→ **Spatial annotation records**
= = =
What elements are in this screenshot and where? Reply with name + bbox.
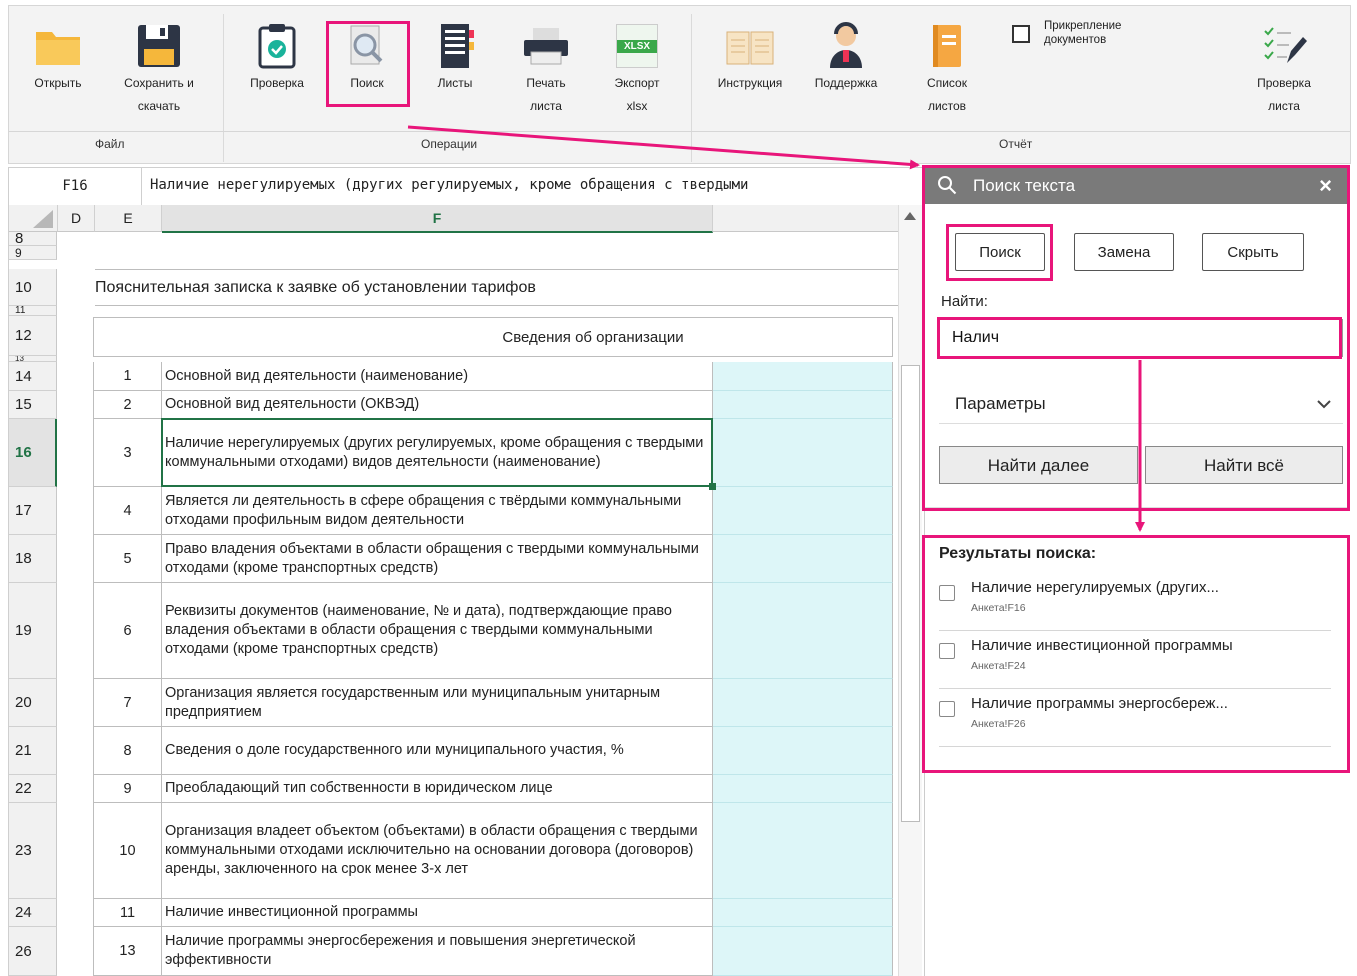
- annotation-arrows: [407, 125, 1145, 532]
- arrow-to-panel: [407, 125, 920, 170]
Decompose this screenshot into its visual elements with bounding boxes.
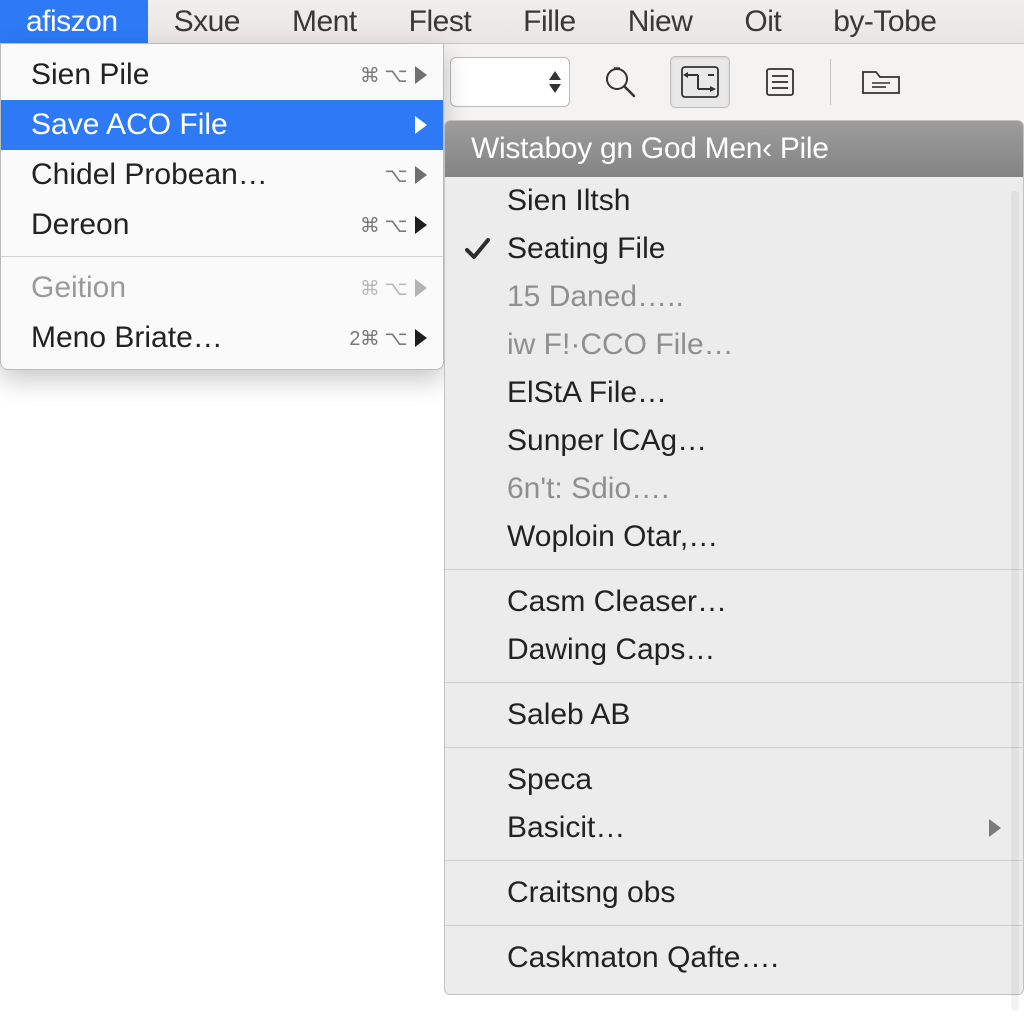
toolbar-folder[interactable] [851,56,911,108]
= = =
→ **Requirements**
Update the lines by replacing each "screenshot" with "interface capture" and changing nothing else. Leave the pictures out of your answer.

→ **Output of the task**
What elements are in this interface capture and where? Reply with name + bbox.
- annotation-arrows: [407, 125, 1145, 532]
- arrow-to-panel: [407, 125, 920, 170]
Decompose this interface capture into its visual elements with bounding boxes.
toolbar-folder[interactable] [851,56,911,108]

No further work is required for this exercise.